Radar Services Terminated

Look at the SEA sectional and follow V204 from OLM to YKM. As you are tooling along VFR with FF you will have a section of that route where radar services are terminated because you are shadowed from their radar by Mt. Rainier. You leave the transponder alone as you will emerge from the shadow on the other side and you still need the code. Unless the controller says "Squawk VFR", leave the code alone.

There are places in California where that happens if you are at the MEA, and some of them are not even behind tall mountains.
 
You said only, ".... the TRACON controller thought he had told me to squawk 1200, but forgot to." Keeping the code when landing at a towered airport with a radar display makes sense, the tower controller has a data block showing callsign, type, altitude, and position.
Okay, I was oversimplying the scenario because I didn't want to go into the details, which were pretty messed up IMO.

But I don't see that it makes a difference. If "keeping the code when landing at a towered airport with a radar display makes sense", then whether the approach controller forgot to tell me to squawk VFR but thought he had when he arranged the hand-off, or explicitly told me to keep it and then told Tower something else, the end result is the same confusion when Tower gets my checkin call and sees me squawking the discrete code. And it sounds like the tower guy's operation was affected by it, after all. Or am I still misunderstanding you?
 
But I don't see that it makes a difference. If "keeping the code when landing at a towered airport with a radar display makes sense", then whether the approach controller forgot to tell me to squawk VFR but thought he had when he arranged the hand-off, or explicitly told me to keep it and then told Tower something else, the end result is the same confusion when Tower gets my checkin call and sees me squawking the discrete code.

_Material supplied:_
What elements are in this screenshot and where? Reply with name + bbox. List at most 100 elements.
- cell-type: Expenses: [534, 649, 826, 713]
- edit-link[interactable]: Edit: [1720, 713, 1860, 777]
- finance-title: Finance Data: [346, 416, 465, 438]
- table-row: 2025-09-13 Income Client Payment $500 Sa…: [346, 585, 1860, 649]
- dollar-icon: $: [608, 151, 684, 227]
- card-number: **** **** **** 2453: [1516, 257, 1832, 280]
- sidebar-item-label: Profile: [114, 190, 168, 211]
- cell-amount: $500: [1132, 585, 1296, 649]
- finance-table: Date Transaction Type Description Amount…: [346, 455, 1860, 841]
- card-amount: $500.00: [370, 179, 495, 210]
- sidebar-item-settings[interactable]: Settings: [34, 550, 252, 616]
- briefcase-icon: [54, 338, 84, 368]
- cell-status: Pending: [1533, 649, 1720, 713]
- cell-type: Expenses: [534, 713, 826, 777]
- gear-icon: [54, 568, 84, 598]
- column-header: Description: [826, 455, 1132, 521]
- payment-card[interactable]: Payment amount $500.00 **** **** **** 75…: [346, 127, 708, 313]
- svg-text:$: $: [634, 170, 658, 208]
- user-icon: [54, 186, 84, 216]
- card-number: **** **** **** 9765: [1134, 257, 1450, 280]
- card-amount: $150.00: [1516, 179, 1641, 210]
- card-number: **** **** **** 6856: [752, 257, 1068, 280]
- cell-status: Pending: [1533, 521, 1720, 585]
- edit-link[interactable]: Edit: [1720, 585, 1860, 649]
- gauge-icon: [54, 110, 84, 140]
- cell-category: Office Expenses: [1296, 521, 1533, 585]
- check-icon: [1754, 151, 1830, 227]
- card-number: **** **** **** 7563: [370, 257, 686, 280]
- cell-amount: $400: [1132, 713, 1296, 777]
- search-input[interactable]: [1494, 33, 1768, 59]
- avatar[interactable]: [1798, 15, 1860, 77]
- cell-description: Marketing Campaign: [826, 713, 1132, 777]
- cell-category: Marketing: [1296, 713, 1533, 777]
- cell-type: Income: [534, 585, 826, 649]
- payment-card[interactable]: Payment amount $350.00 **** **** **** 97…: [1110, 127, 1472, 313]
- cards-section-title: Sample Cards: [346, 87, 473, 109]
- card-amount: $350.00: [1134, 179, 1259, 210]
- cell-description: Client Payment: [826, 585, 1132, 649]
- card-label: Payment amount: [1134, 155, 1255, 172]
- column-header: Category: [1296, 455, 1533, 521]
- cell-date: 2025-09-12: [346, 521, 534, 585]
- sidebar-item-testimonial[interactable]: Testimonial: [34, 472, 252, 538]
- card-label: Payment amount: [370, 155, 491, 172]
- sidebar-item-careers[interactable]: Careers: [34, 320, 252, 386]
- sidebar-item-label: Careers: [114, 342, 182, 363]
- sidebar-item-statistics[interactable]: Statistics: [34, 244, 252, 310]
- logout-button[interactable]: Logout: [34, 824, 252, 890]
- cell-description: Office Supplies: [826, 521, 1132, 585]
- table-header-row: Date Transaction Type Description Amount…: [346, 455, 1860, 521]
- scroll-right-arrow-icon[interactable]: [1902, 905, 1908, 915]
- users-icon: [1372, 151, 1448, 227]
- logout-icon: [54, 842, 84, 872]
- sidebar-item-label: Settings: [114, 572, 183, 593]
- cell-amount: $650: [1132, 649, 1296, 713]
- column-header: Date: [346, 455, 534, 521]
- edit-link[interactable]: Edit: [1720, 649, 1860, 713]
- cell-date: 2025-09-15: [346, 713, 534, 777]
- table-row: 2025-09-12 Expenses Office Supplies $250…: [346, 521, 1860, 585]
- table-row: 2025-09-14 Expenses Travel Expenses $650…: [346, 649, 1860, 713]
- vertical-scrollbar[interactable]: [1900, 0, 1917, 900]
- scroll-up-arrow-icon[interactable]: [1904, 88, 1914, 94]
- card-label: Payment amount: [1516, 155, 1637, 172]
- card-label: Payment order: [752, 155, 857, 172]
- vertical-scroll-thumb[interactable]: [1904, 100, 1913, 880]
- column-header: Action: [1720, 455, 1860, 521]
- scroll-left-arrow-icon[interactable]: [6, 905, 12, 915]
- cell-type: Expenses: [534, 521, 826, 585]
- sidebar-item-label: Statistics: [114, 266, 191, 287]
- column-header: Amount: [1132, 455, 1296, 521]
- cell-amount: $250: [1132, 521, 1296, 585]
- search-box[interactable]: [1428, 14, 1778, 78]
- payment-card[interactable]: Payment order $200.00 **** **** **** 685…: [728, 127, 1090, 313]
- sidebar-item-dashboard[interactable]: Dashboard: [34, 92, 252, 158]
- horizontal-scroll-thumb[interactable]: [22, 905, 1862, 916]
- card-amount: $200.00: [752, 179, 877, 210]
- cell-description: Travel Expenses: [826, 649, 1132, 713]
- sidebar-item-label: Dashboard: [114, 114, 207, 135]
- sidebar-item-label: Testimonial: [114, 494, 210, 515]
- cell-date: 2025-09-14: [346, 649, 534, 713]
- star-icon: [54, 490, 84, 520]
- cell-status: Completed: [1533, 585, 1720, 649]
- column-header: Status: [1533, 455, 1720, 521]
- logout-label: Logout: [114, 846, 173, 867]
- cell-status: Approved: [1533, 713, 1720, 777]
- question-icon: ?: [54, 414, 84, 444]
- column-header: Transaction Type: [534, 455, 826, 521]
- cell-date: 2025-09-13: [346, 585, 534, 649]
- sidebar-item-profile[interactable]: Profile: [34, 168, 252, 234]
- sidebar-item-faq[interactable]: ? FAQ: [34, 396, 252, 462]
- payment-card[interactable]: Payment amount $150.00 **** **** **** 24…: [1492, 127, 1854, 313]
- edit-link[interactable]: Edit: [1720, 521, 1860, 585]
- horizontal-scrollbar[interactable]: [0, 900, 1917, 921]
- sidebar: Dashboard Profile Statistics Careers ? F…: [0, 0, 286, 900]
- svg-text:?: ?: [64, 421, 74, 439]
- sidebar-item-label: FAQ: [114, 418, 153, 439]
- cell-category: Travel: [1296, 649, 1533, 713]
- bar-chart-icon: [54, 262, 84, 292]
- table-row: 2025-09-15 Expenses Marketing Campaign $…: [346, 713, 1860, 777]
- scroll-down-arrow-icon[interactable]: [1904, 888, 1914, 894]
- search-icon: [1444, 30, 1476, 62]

_Aim:_ Rewrite the radar services text from "There are places" to "messed up IMO.", using "Oregon" in place of "California". The records come from a different source than the text.

_Final result:_
There are places in Oregon where that happens if you are at the MEA, and some of them are not even behind tall mountains.
 
You said only, ".... the TRACON controller thought he had told me to squawk 1200, but forgot to." Keeping the code when landing at a towered airport with a radar display makes sense, the tower controller has a data block showing callsign, type, altitude, and position.
Okay, I was oversimplying the scenario because I didn't want to go into the details, which were pretty messed up IMO.